Across the entries below, how many lines contain the word "impulso"? Give the number alone.

* begin *

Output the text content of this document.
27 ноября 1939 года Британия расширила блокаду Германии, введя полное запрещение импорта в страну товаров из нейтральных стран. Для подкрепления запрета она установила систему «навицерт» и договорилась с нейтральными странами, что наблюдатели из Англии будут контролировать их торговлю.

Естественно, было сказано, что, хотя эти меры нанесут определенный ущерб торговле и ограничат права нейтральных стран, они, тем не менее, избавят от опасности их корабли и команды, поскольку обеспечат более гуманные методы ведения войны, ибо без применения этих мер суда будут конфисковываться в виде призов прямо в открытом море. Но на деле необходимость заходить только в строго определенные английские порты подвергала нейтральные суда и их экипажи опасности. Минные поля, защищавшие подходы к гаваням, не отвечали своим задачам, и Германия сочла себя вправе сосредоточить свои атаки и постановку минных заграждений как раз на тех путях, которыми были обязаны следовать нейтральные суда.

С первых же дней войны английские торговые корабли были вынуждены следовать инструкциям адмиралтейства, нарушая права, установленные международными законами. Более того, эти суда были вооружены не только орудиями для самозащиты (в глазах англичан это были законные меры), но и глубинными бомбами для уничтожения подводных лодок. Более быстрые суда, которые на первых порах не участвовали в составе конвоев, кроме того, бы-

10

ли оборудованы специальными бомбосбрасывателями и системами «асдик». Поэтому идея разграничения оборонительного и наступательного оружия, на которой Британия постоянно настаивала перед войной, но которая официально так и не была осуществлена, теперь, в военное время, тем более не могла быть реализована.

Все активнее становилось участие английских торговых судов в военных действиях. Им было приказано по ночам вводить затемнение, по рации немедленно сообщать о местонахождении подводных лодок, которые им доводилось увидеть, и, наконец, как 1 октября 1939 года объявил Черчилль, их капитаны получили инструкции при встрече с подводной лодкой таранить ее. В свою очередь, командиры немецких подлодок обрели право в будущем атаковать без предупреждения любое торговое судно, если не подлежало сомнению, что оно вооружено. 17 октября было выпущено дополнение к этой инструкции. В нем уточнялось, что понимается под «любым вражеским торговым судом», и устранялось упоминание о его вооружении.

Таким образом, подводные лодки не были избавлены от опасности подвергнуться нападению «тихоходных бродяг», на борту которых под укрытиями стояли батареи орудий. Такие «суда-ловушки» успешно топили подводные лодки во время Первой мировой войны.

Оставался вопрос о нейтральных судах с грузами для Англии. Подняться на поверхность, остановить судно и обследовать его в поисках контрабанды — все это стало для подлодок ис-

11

* end *
* begin *

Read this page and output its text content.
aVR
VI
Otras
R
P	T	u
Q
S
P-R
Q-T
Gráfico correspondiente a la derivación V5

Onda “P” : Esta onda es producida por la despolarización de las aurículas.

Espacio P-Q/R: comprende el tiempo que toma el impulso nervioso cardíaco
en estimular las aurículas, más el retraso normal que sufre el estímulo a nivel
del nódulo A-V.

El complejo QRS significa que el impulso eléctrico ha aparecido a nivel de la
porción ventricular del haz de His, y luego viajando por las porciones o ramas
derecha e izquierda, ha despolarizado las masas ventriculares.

* end *
* begin *

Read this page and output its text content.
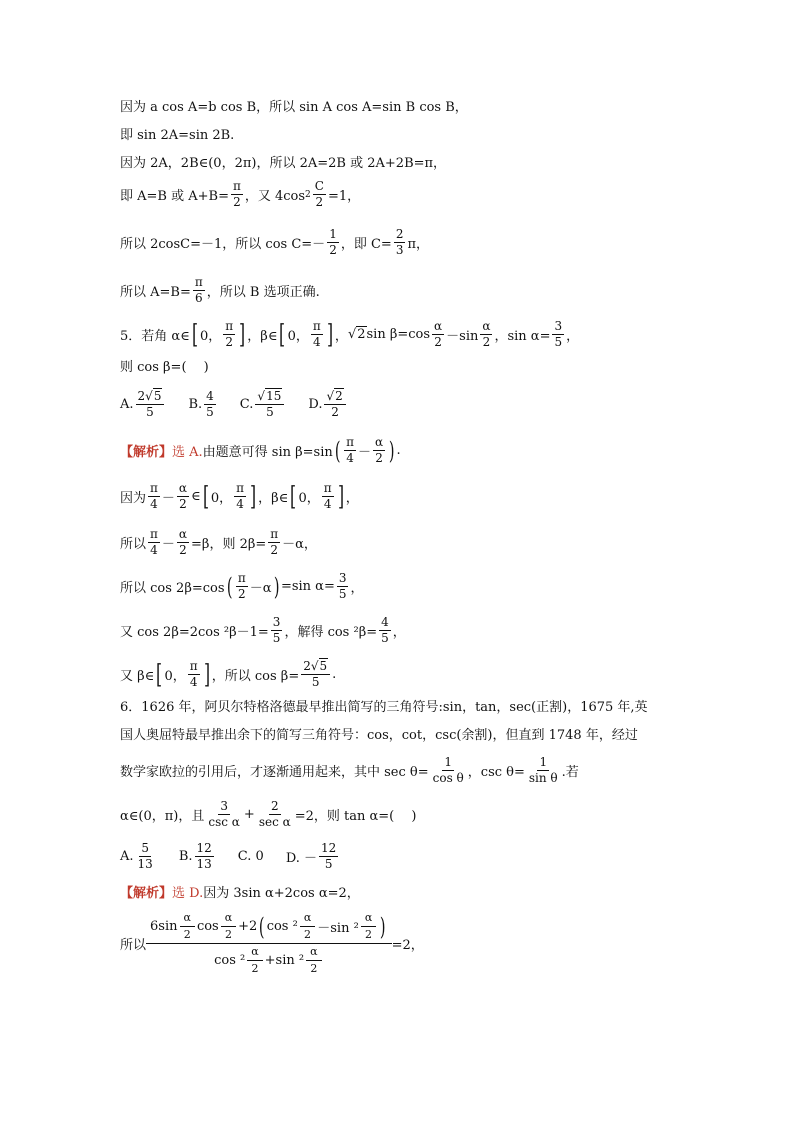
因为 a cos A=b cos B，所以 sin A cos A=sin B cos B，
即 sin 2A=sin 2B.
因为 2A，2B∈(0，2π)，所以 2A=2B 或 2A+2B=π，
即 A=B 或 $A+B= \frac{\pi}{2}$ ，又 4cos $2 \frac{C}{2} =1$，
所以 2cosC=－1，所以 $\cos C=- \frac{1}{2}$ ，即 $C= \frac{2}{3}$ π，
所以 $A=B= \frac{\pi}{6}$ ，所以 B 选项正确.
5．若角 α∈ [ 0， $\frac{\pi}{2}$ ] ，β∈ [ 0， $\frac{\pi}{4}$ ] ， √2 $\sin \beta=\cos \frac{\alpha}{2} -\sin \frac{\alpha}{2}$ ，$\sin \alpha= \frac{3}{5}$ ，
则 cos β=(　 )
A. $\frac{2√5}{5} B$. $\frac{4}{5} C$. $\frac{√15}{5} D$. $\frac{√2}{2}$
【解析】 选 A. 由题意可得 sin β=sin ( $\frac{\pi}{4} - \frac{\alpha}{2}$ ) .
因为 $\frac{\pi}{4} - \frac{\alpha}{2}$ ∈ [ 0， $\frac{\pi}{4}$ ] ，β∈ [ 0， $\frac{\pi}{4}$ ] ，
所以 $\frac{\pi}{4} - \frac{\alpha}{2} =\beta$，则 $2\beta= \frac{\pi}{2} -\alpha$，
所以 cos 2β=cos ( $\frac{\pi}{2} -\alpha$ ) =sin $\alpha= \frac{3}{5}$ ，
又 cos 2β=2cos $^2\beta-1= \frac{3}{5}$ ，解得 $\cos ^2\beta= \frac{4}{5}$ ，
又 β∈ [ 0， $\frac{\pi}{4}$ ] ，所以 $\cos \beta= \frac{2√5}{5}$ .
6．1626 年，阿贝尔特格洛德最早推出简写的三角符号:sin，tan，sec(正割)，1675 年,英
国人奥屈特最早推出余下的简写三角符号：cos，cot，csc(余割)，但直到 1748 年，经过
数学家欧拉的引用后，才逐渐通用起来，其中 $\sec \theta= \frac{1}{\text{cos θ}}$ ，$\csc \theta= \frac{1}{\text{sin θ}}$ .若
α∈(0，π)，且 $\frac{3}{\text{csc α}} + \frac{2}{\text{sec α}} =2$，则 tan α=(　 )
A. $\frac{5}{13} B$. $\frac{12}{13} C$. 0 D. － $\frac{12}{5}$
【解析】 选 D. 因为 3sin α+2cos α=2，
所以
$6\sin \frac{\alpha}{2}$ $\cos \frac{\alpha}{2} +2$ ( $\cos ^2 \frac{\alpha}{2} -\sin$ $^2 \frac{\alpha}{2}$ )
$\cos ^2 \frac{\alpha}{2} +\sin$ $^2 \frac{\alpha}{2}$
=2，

* end *

**FINISHED EXERCISE:** 2